On the remote sites it's so true.. I have one site that got a horizontal
omni that is picking up signal at -89 from a WISP who's closest tower is
over 35miles away. Also at one point had one horizontal omni at a 70ft tower
site connected to another horizontal omni at a 120ft tower site about 8
miles I would guess apart (mind you our trees in this area are between 30
and 60ft tall so the 70ft tower is barely over the tree tops and there is a
high ridge between that tower and the 120ft tower. I had that same 70ft
tower connected to a 60ft tower that had a 9dB horizontal omni about 4 miles
away. In any of the omni to omni connections the signals where not great and
throughput was max about 1-1.5mbit.. But this came in handy at one point
when a backhaul to the 120ft tower went down I hooked the two omnis together
and customer had internet connection albeit not very fast but they where
online while we fixed the problem. 

I love the 62% magic it's so much fun to see things work that you figured
would not be able to work yet it does... But I dislike the 50% science when
you know/think something should work and it doesn't just to figure out there
is an issue like when we first deployed 900 just to learn that noise floor
in vertical was -58 to -64. Of course none of the links that hit in on
-70'ish would work. Durn science.. Wish could found a black magic trick
besides replacing the ap antenna to horizontal and go rotate the few cpe's
we manage to get online to this ap.

▶ **Provided data**
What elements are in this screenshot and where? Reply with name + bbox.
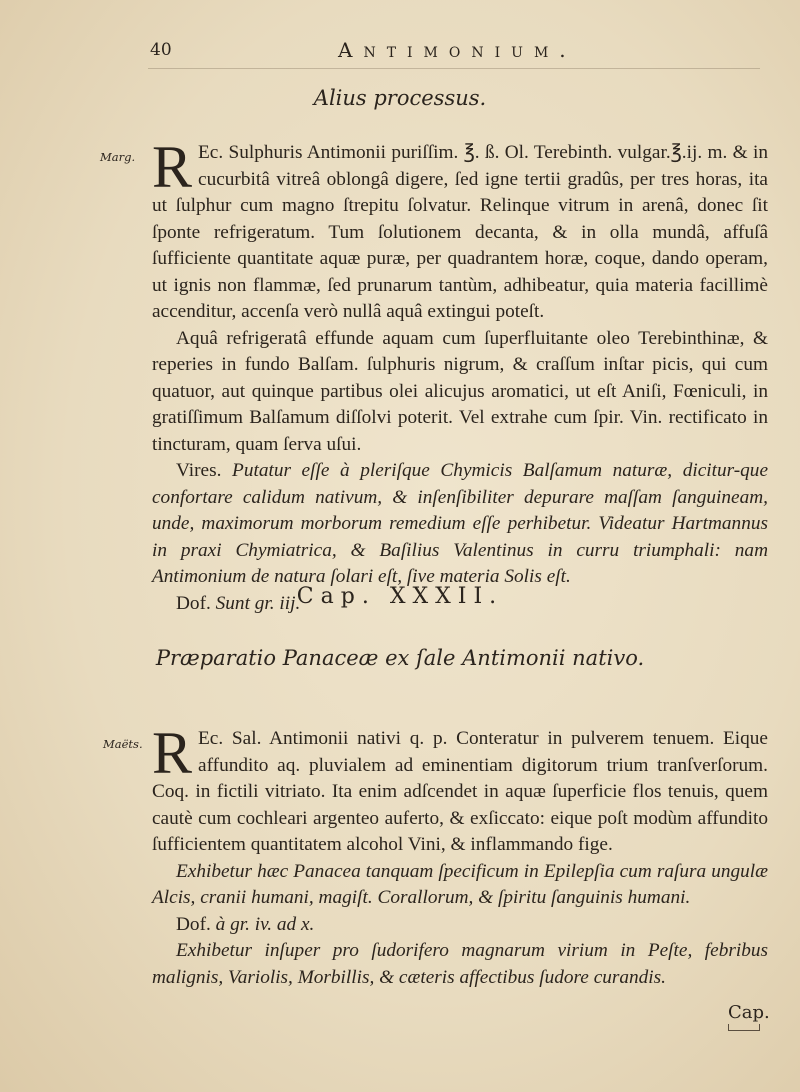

▶ **Required task**
Using the post about omni antennas and tower links, answer:
(a) What was the maximum throughput in the omni-to-omni connections?
(b) What noise floor in vertical was found when 900 was first deployed?
(c) How tall are the trees in the area?

▶ **Solution to the exercise**
(a) About 1-1.5mbit.
(b) -58 to -64.
(c) Between 30 and 60ft.